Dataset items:
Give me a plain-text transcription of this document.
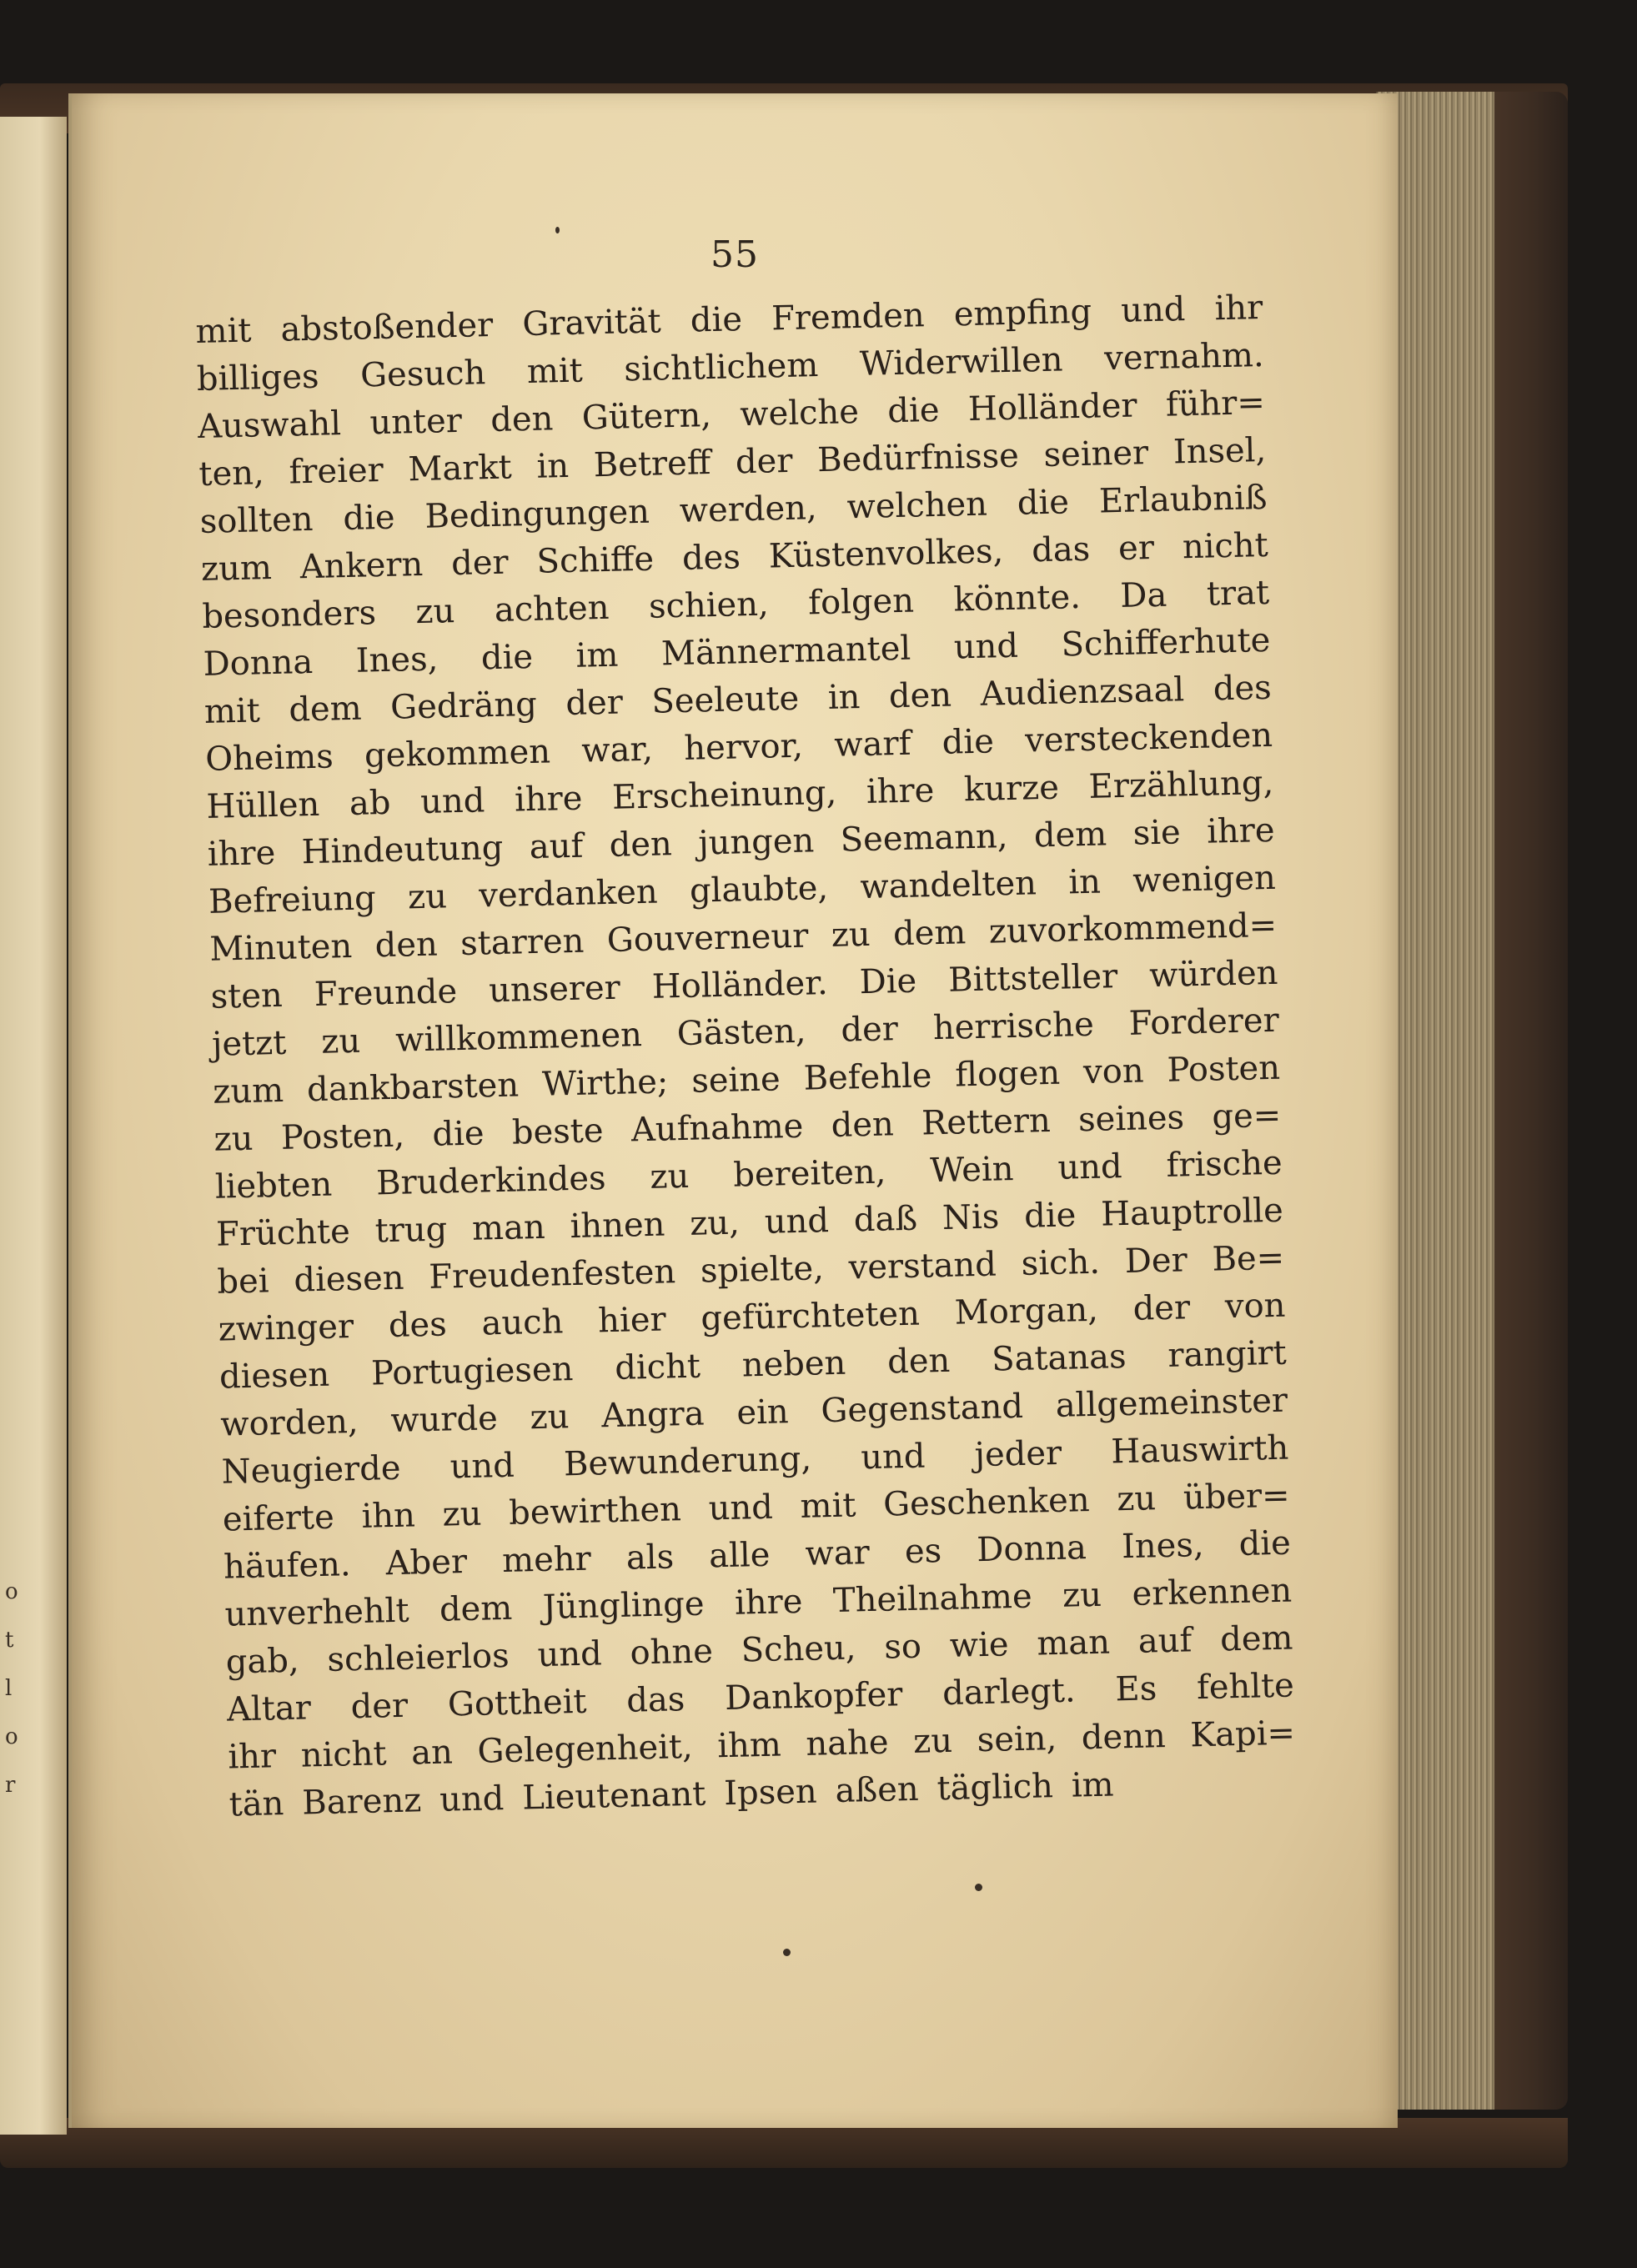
o
t
l
o
r
55
mit abstoßender Gravität die Fremden empfing und ihr
billiges Gesuch mit sichtlichem Widerwillen vernahm.
Auswahl unter den Gütern, welche die Holländer führ=
ten, freier Markt in Betreff der Bedürfnisse seiner Insel,
sollten die Bedingungen werden, welchen die Erlaubniß
zum Ankern der Schiffe des Küstenvolkes, das er nicht
besonders zu achten schien, folgen könnte. Da trat
Donna Ines, die im Männermantel und Schifferhute
mit dem Gedräng der Seeleute in den Audienzsaal des
Oheims gekommen war, hervor, warf die versteckenden
Hüllen ab und ihre Erscheinung, ihre kurze Erzählung,
ihre Hindeutung auf den jungen Seemann, dem sie ihre
Befreiung zu verdanken glaubte, wandelten in wenigen
Minuten den starren Gouverneur zu dem zuvorkommend=
sten Freunde unserer Holländer. Die Bittsteller würden
jetzt zu willkommenen Gästen, der herrische Forderer
zum dankbarsten Wirthe; seine Befehle flogen von Posten
zu Posten, die beste Aufnahme den Rettern seines ge=
liebten Bruderkindes zu bereiten, Wein und frische
Früchte trug man ihnen zu, und daß Nis die Hauptrolle
bei diesen Freudenfesten spielte, verstand sich. Der Be=
zwinger des auch hier gefürchteten Morgan, der von
diesen Portugiesen dicht neben den Satanas rangirt
worden, wurde zu Angra ein Gegenstand allgemeinster
Neugierde und Bewunderung, und jeder Hauswirth
eiferte ihn zu bewirthen und mit Geschenken zu über=
häufen. Aber mehr als alle war es Donna Ines, die
unverhehlt dem Jünglinge ihre Theilnahme zu erkennen
gab, schleierlos und ohne Scheu, so wie man auf dem
Altar der Gottheit das Dankopfer darlegt. Es fehlte
ihr nicht an Gelegenheit, ihm nahe zu sein, denn Kapi=
tän Barenz und Lieutenant Ipsen aßen täglich im
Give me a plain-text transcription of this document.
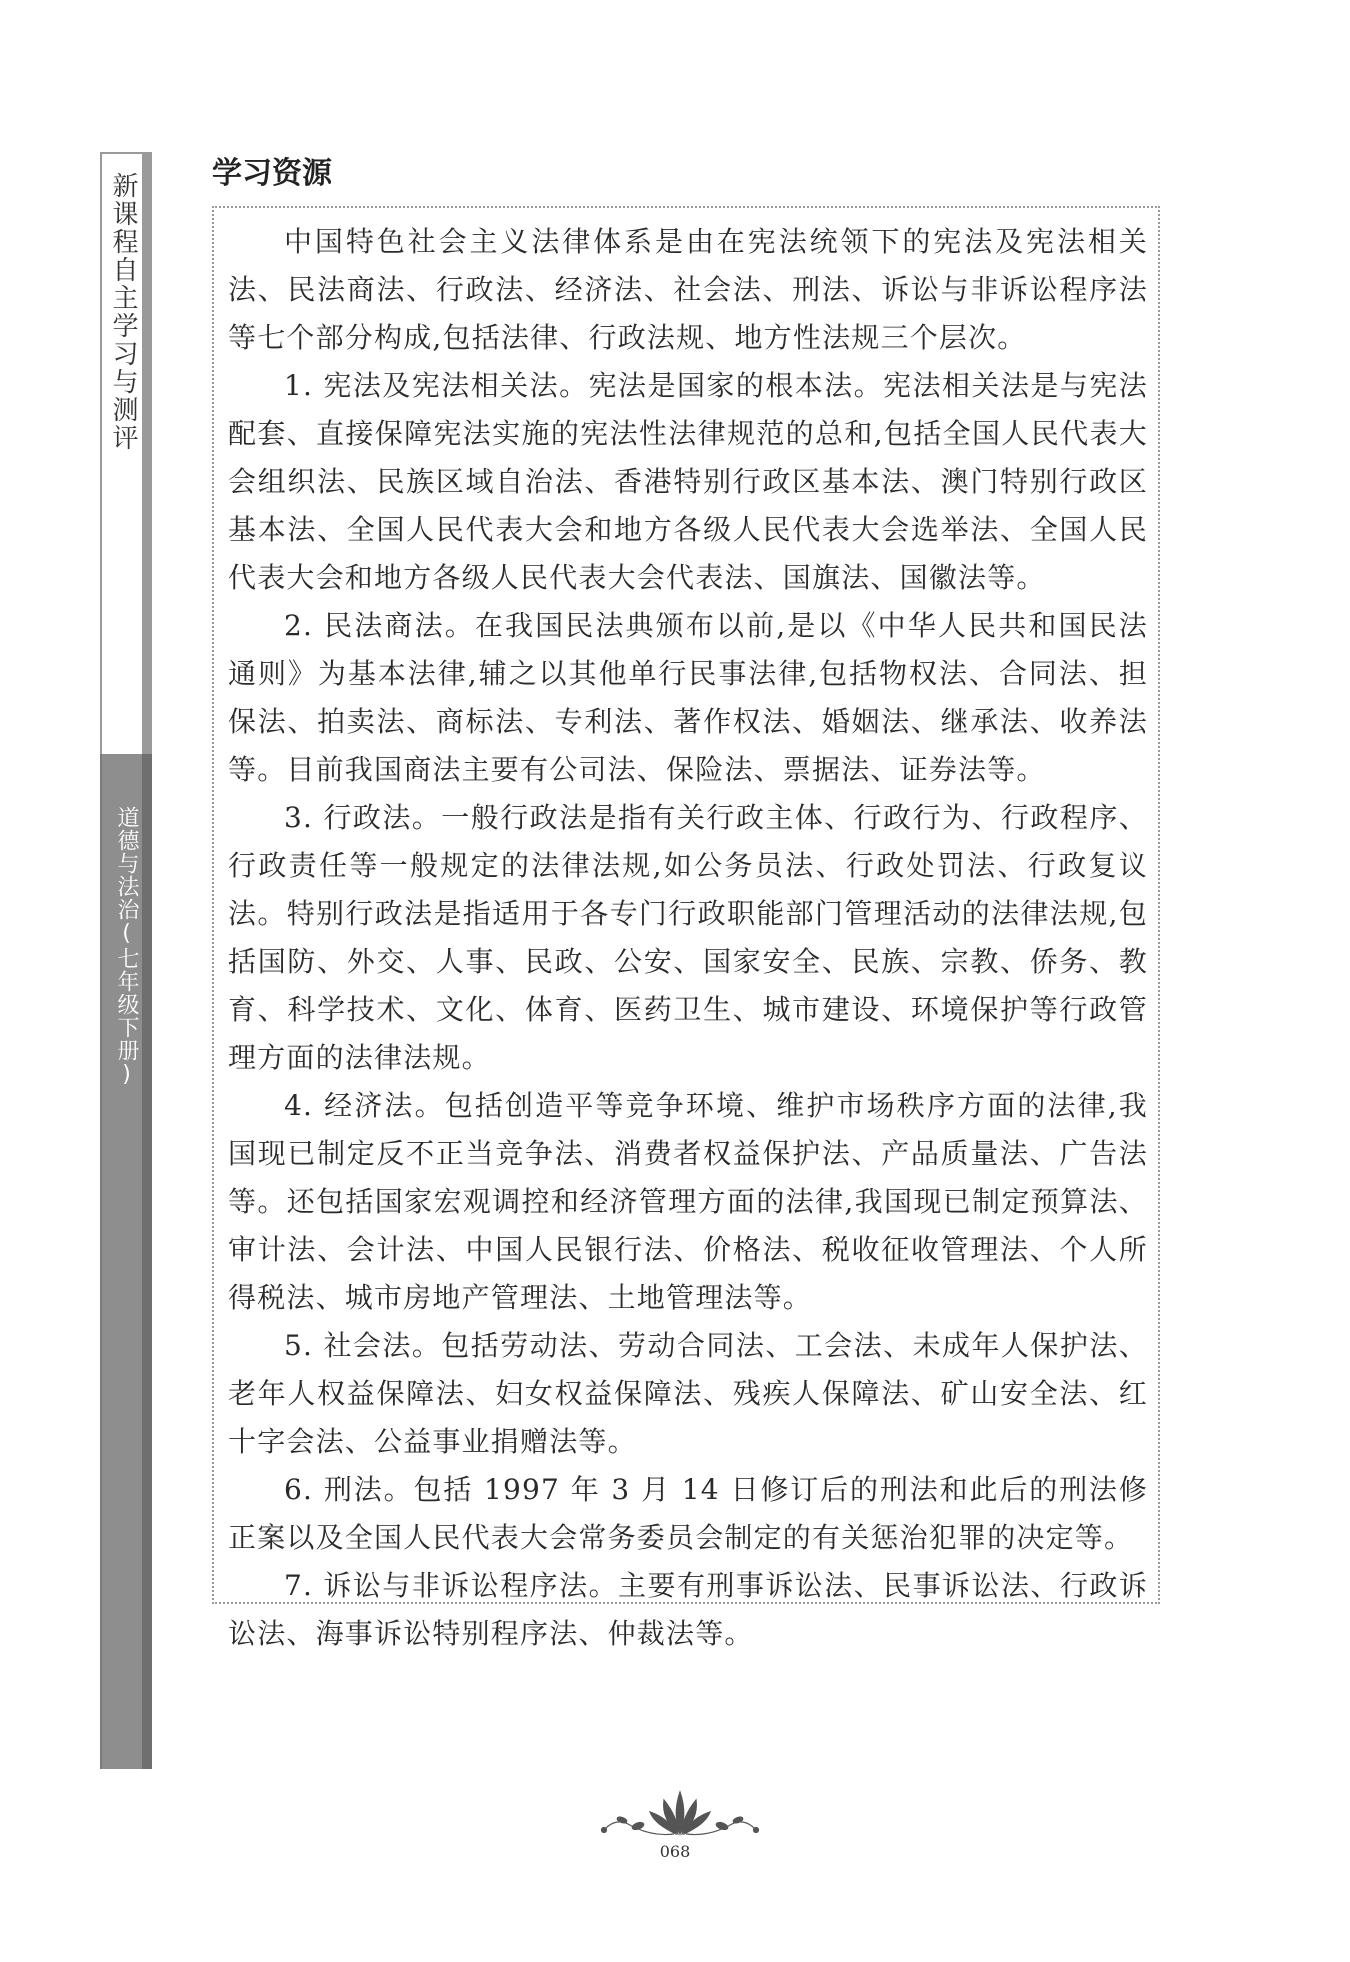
新课程自主学习与测评
道德与法治(七年级下册)
学习资源

中国特色社会主义法律体系是由在宪法统领下的宪法及宪法相关法、民法商法、行政法、经济法、社会法、刑法、诉讼与非诉讼程序法等七个部分构成,包括法律、行政法规、地方性法规三个层次。

1. 宪法及宪法相关法。宪法是国家的根本法。宪法相关法是与宪法配套、直接保障宪法实施的宪法性法律规范的总和,包括全国人民代表大会组织法、民族区域自治法、香港特别行政区基本法、澳门特别行政区基本法、全国人民代表大会和地方各级人民代表大会选举法、全国人民代表大会和地方各级人民代表大会代表法、国旗法、国徽法等。

2. 民法商法。在我国民法典颁布以前,是以《中华人民共和国民法通则》为基本法律,辅之以其他单行民事法律,包括物权法、合同法、担保法、拍卖法、商标法、专利法、著作权法、婚姻法、继承法、收养法等。目前我国商法主要有公司法、保险法、票据法、证券法等。

3. 行政法。一般行政法是指有关行政主体、行政行为、行政程序、行政责任等一般规定的法律法规,如公务员法、行政处罚法、行政复议法。特别行政法是指适用于各专门行政职能部门管理活动的法律法规,包括国防、外交、人事、民政、公安、国家安全、民族、宗教、侨务、教育、科学技术、文化、体育、医药卫生、城市建设、环境保护等行政管理方面的法律法规。

4. 经济法。包括创造平等竞争环境、维护市场秩序方面的法律,我国现已制定反不正当竞争法、消费者权益保护法、产品质量法、广告法等。还包括国家宏观调控和经济管理方面的法律,我国现已制定预算法、审计法、会计法、中国人民银行法、价格法、税收征收管理法、个人所得税法、城市房地产管理法、土地管理法等。

5. 社会法。包括劳动法、劳动合同法、工会法、未成年人保护法、老年人权益保障法、妇女权益保障法、残疾人保障法、矿山安全法、红十字会法、公益事业捐赠法等。

6. 刑法。包括 1997 年 3 月 14 日修订后的刑法和此后的刑法修正案以及全国人民代表大会常务委员会制定的有关惩治犯罪的决定等。

7. 诉讼与非诉讼程序法。主要有刑事诉讼法、民事诉讼法、行政诉讼法、海事诉讼特别程序法、仲裁法等。

068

Directions:
Your copy of the data above should match it exactly, except that pictures are left out.

Task answer:
Give me a plain-text transcription of this document.
o
t
l
o
r
55
mit abstoßender Gravität die Fremden empfing und ihr
billiges Gesuch mit sichtlichem Widerwillen vernahm.
Auswahl unter den Gütern, welche die Holländer führ=
ten, freier Markt in Betreff der Bedürfnisse seiner Insel,
sollten die Bedingungen werden, welchen die Erlaubniß
zum Ankern der Schiffe des Küstenvolkes, das er nicht
besonders zu achten schien, folgen könnte. Da trat
Donna Ines, die im Männermantel und Schifferhute
mit dem Gedräng der Seeleute in den Audienzsaal des
Oheims gekommen war, hervor, warf die versteckenden
Hüllen ab und ihre Erscheinung, ihre kurze Erzählung,
ihre Hindeutung auf den jungen Seemann, dem sie ihre
Befreiung zu verdanken glaubte, wandelten in wenigen
Minuten den starren Gouverneur zu dem zuvorkommend=
sten Freunde unserer Holländer. Die Bittsteller würden
jetzt zu willkommenen Gästen, der herrische Forderer
zum dankbarsten Wirthe; seine Befehle flogen von Posten
zu Posten, die beste Aufnahme den Rettern seines ge=
liebten Bruderkindes zu bereiten, Wein und frische
Früchte trug man ihnen zu, und daß Nis die Hauptrolle
bei diesen Freudenfesten spielte, verstand sich. Der Be=
zwinger des auch hier gefürchteten Morgan, der von
diesen Portugiesen dicht neben den Satanas rangirt
worden, wurde zu Angra ein Gegenstand allgemeinster
Neugierde und Bewunderung, und jeder Hauswirth
eiferte ihn zu bewirthen und mit Geschenken zu über=
häufen. Aber mehr als alle war es Donna Ines, die
unverhehlt dem Jünglinge ihre Theilnahme zu erkennen
gab, schleierlos und ohne Scheu, so wie man auf dem
Altar der Gottheit das Dankopfer darlegt. Es fehlte
ihr nicht an Gelegenheit, ihm nahe zu sein, denn Kapi=
tän Barenz und Lieutenant Ipsen aßen täglich im
Give me a plain-text transcription of this document.
新课程自主学习与测评
道德与法治(七年级下册)
学习资源

中国特色社会主义法律体系是由在宪法统领下的宪法及宪法相关法、民法商法、行政法、经济法、社会法、刑法、诉讼与非诉讼程序法等七个部分构成,包括法律、行政法规、地方性法规三个层次。

1. 宪法及宪法相关法。宪法是国家的根本法。宪法相关法是与宪法配套、直接保障宪法实施的宪法性法律规范的总和,包括全国人民代表大会组织法、民族区域自治法、香港特别行政区基本法、澳门特别行政区基本法、全国人民代表大会和地方各级人民代表大会选举法、全国人民代表大会和地方各级人民代表大会代表法、国旗法、国徽法等。

2. 民法商法。在我国民法典颁布以前,是以《中华人民共和国民法通则》为基本法律,辅之以其他单行民事法律,包括物权法、合同法、担保法、拍卖法、商标法、专利法、著作权法、婚姻法、继承法、收养法等。目前我国商法主要有公司法、保险法、票据法、证券法等。

3. 行政法。一般行政法是指有关行政主体、行政行为、行政程序、行政责任等一般规定的法律法规,如公务员法、行政处罚法、行政复议法。特别行政法是指适用于各专门行政职能部门管理活动的法律法规,包括国防、外交、人事、民政、公安、国家安全、民族、宗教、侨务、教育、科学技术、文化、体育、医药卫生、城市建设、环境保护等行政管理方面的法律法规。

4. 经济法。包括创造平等竞争环境、维护市场秩序方面的法律,我国现已制定反不正当竞争法、消费者权益保护法、产品质量法、广告法等。还包括国家宏观调控和经济管理方面的法律,我国现已制定预算法、审计法、会计法、中国人民银行法、价格法、税收征收管理法、个人所得税法、城市房地产管理法、土地管理法等。

5. 社会法。包括劳动法、劳动合同法、工会法、未成年人保护法、老年人权益保障法、妇女权益保障法、残疾人保障法、矿山安全法、红十字会法、公益事业捐赠法等。

6. 刑法。包括 1997 年 3 月 14 日修订后的刑法和此后的刑法修正案以及全国人民代表大会常务委员会制定的有关惩治犯罪的决定等。

7. 诉讼与非诉讼程序法。主要有刑事诉讼法、民事诉讼法、行政诉讼法、海事诉讼特别程序法、仲裁法等。

068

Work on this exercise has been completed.